(Given instruction): Write out all the entries word for word, but skip any images.

(Entries supplied):
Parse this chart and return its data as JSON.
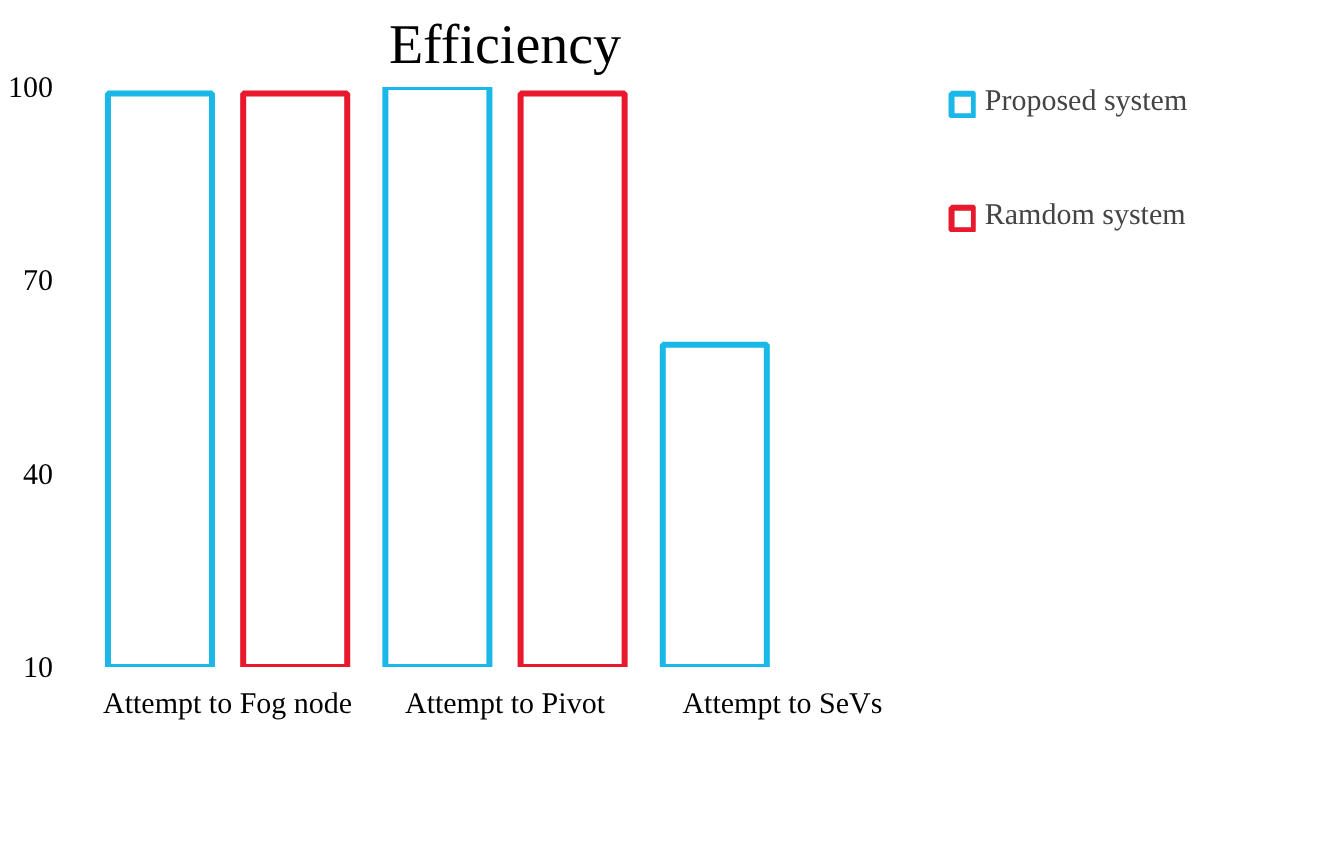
{
  "chart_data": {
    "type": "bar",
    "title": "Efficiency",
    "categories": [
      "Attempt to Fog node",
      "Attempt to Pivot",
      "Attempt to SeVs"
    ],
    "series": [
      {
        "name": "Proposed system",
        "color": "#1ab8e8",
        "values": [
          99,
          100,
          60
        ]
      },
      {
        "name": "Ramdom system",
        "color": "#e8192c",
        "values": [
          99,
          99,
          null
        ]
      }
    ],
    "ylim": [
      10,
      100
    ],
    "yticks": [
      10,
      40,
      70,
      100
    ],
    "grid": false,
    "legend": "top right"
  }
}
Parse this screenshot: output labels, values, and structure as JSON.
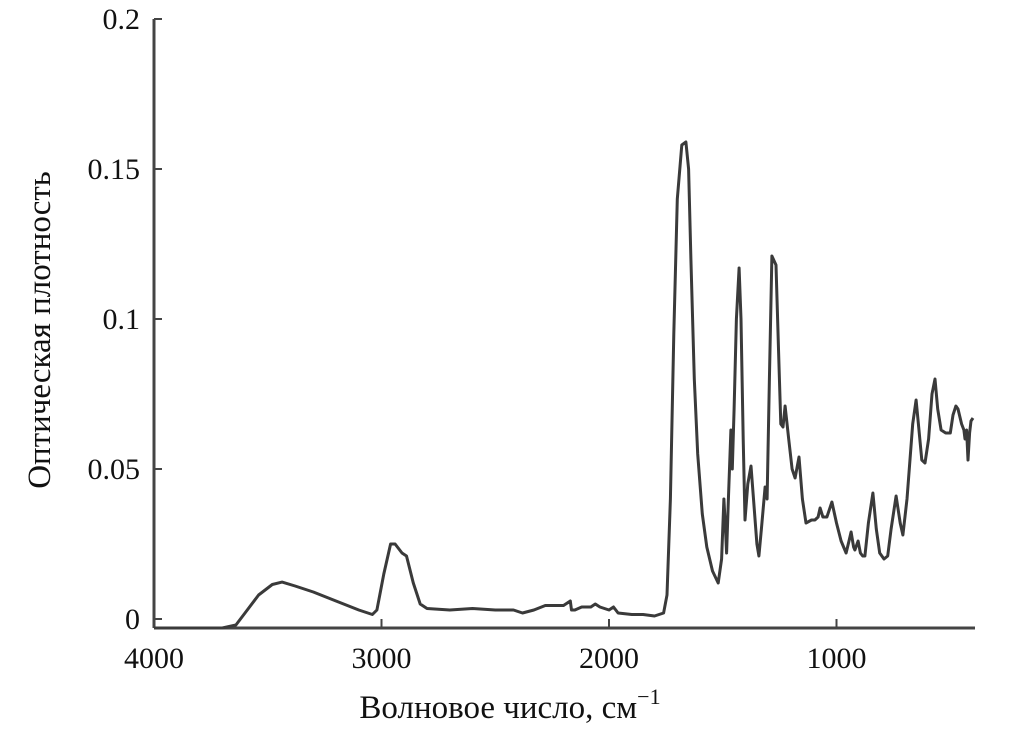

(Expected answer):
Parse this chart and return its data as JSON.
{
  "chart_data": {
    "type": "bar",
    "title": "Efficiency",
    "categories": [
      "Attempt to Fog node",
      "Attempt to Pivot",
      "Attempt to SeVs"
    ],
    "series": [
      {
        "name": "Proposed system",
        "color": "#1ab8e8",
        "values": [
          99,
          100,
          60
        ]
      },
      {
        "name": "Ramdom system",
        "color": "#e8192c",
        "values": [
          99,
          99,
          null
        ]
      }
    ],
    "ylim": [
      10,
      100
    ],
    "yticks": [
      10,
      40,
      70,
      100
    ],
    "grid": false,
    "legend": "top right"
  }
}
Parse this screenshot: output labels, values, and structure as JSON.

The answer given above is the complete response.